SUPPLIED ENTRIES.
══════════

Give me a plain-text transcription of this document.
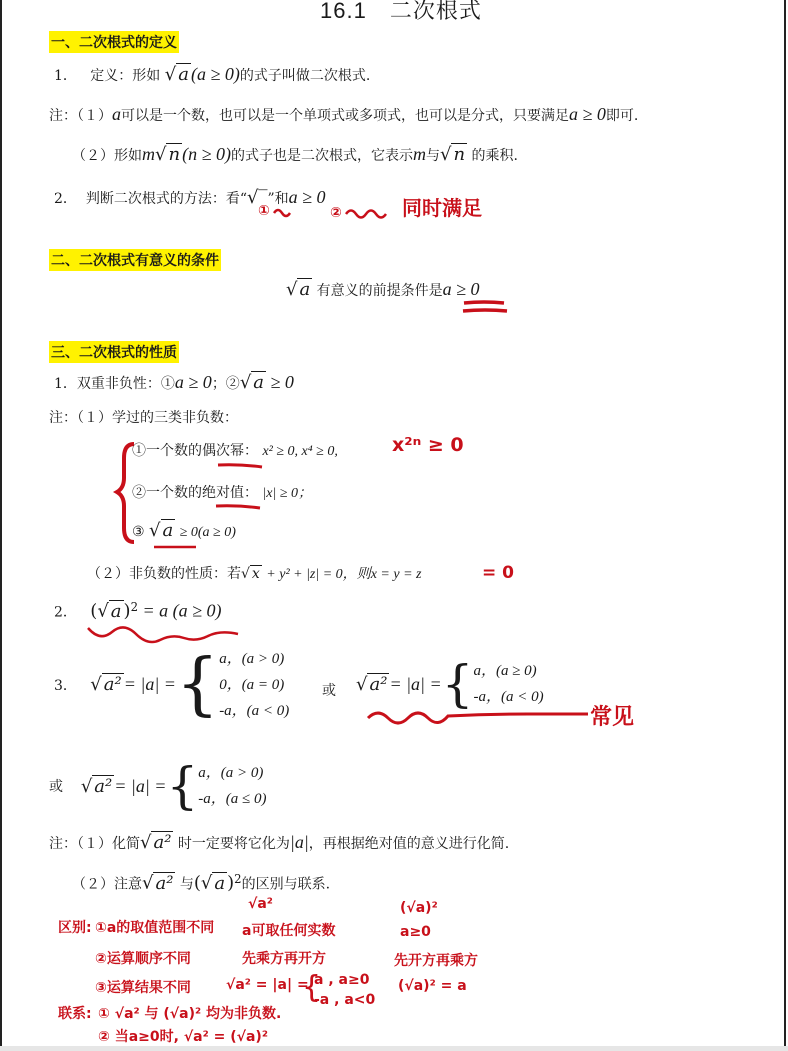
16.1　二次根式
一、二次根式的定义
1． 定义：形如 √ a (a ≥ 0)的式子叫做二次根式.
注：（１）a可以是一个数，也可以是一个单项式或多项式，也可以是分式，只要满足a ≥ 0即可.
（２）形如m√ n (n ≥ 0)的式子也是二次根式，它表示m与√ n 的乘积.
2． 判断二次根式的方法：看“√‾”和a ≥ 0
①	②	同时满足
二、二次根式有意义的条件
√ a 有意义的前提条件是a ≥ 0
三、二次根式的性质
1．双重非负性：①a ≥ 0；②√ a ≥ 0
注：（１）学过的三类非负数：
①一个数的偶次幂： x² ≥ 0, x⁴ ≥ 0,	x²ⁿ ≥ 0
②一个数的绝对值： |x| ≥ 0；
③ √ a ≥ 0(a ≥ 0)
（２）非负数的性质：若√ x + y² + |z| = 0，则x = y = z	= 0
2． (√ a )$^2$ = a (a ≥ 0)
3． √ a² = |a| ={ a，(a > 0)
0，(a = 0)
-a，(a < 0)
或 √ a² = |a| ={ a，(a ≥ 0)
-a，(a < 0)
常见
或 √ a² = |a| ={ a，(a > 0)
-a，(a ≤ 0)
注：（１）化简√ a² 时一定要将它化为|a|，再根据绝对值的意义进行化简.
（２）注意√ a² 与(√ a )$^2$的区别与联系.
√a²	(√a)²
区别: ①a的取值范围不同 a可取任何实数	a≥0
②运算顺序不同	先乘方再开方	先开方再乘方
③运算结果不同	√a² = |a| =
{
a , a≥0
-a , a<0
(√a)² = a
联系: ① √a² 与 (√a)² 均为非负数.
② 当a≥0时, √a² = (√a)²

══════════

REQUEST.
Reproduce every line of the material precisely, omitting its pictures.

ANSWER IN FULL.
Give me a plain-text transcription of this document.
16.1　二次根式
一、二次根式的定义
1． 定义：形如 √ a (a ≥ 0)的式子叫做二次根式.
注：（１）a可以是一个数，也可以是一个单项式或多项式，也可以是分式，只要满足a ≥ 0即可.
（２）形如m√ n (n ≥ 0)的式子也是二次根式，它表示m与√ n 的乘积.
2． 判断二次根式的方法：看“√‾”和a ≥ 0
①	②	同时满足
二、二次根式有意义的条件
√ a 有意义的前提条件是a ≥ 0
三、二次根式的性质
1．双重非负性：①a ≥ 0；②√ a ≥ 0
注：（１）学过的三类非负数：
①一个数的偶次幂： x² ≥ 0, x⁴ ≥ 0,	x²ⁿ ≥ 0
②一个数的绝对值： |x| ≥ 0；
③ √ a ≥ 0(a ≥ 0)
（２）非负数的性质：若√ x + y² + |z| = 0，则x = y = z	= 0
2． (√ a )$^2$ = a (a ≥ 0)
3． √ a² = |a| ={ a，(a > 0)
0，(a = 0)
-a，(a < 0)
或 √ a² = |a| ={ a，(a ≥ 0)
-a，(a < 0)
常见
或 √ a² = |a| ={ a，(a > 0)
-a，(a ≤ 0)
注：（１）化简√ a² 时一定要将它化为|a|，再根据绝对值的意义进行化简.
（２）注意√ a² 与(√ a )$^2$的区别与联系.
√a²	(√a)²
区别: ①a的取值范围不同 a可取任何实数	a≥0
②运算顺序不同	先乘方再开方	先开方再乘方
③运算结果不同	√a² = |a| =
{
a , a≥0
-a , a<0
(√a)² = a
联系: ① √a² 与 (√a)² 均为非负数.
② 当a≥0时, √a² = (√a)²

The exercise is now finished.